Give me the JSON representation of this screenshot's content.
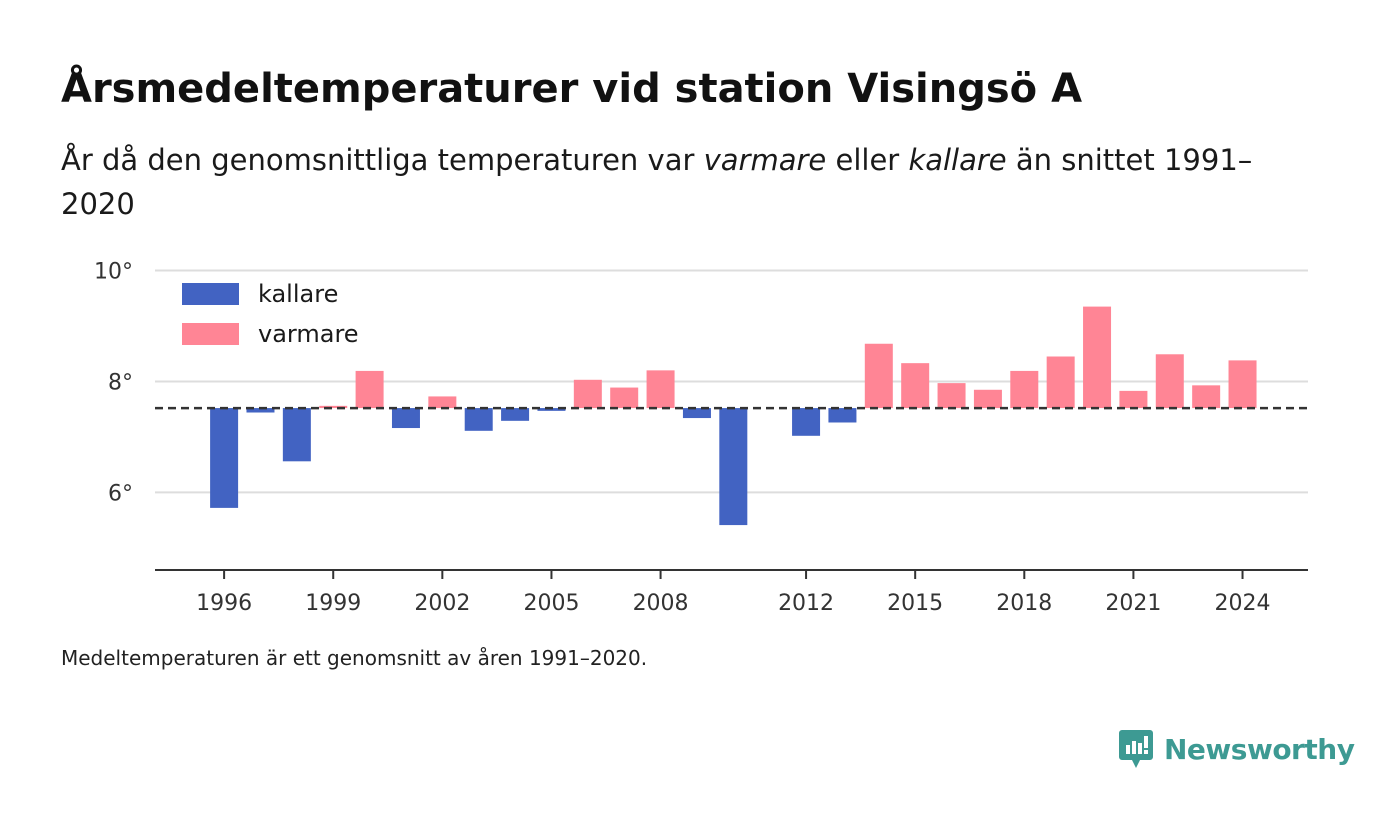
{
  "title": "Årsmedeltemperaturer vid station Visingsö A",
  "subtitle": {
    "part1": "År då den genomsnittliga temperaturen var ",
    "warm_word": "varmare",
    "part2": " eller ",
    "cold_word": "kallare",
    "part3": " än snittet 1991–2020"
  },
  "footnote": "Medeltemperaturen är ett genomsnitt av åren 1991–2020.",
  "brand": "Newsworthy",
  "colors": {
    "kallare": "#4263c2",
    "varmare": "#ff8595",
    "grid": "#dddddd",
    "axis": "#333333",
    "reference_line": "#333333",
    "brand": "#3d9a93"
  },
  "chart_data": {
    "type": "bar",
    "baseline": 7.52,
    "ylim": [
      4.6,
      10.1
    ],
    "y_ticks": [
      6,
      8,
      10
    ],
    "y_tick_labels": [
      "6°",
      "8°",
      "10°"
    ],
    "x_tick_labels": [
      "1996",
      "1999",
      "2002",
      "2005",
      "2008",
      "2012",
      "2015",
      "2018",
      "2021",
      "2024"
    ],
    "legend": [
      {
        "key": "kallare",
        "label": "kallare"
      },
      {
        "key": "varmare",
        "label": "varmare"
      }
    ],
    "legend_position": "top-left",
    "grid": true,
    "x": [
      1996,
      1997,
      1998,
      1999,
      2000,
      2001,
      2002,
      2003,
      2004,
      2005,
      2006,
      2007,
      2008,
      2009,
      2010,
      2012,
      2013,
      2014,
      2015,
      2016,
      2017,
      2018,
      2019,
      2020,
      2021,
      2022,
      2023,
      2024
    ],
    "values": [
      5.72,
      7.44,
      6.56,
      7.56,
      8.19,
      7.16,
      7.73,
      7.11,
      7.29,
      7.47,
      8.03,
      7.89,
      8.2,
      7.34,
      5.41,
      7.02,
      7.26,
      8.68,
      8.33,
      7.97,
      7.85,
      8.19,
      8.45,
      9.35,
      7.83,
      8.49,
      7.93,
      8.38
    ]
  }
}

# # # # #

_Problem requirements_.
Lines in the data that include the word "varmare" should all be copied.

_Exercise answer_.
    "warm_word": "varmare",
    "varmare": "#ff8595",
        "key": "varmare",
        "label": "varmare"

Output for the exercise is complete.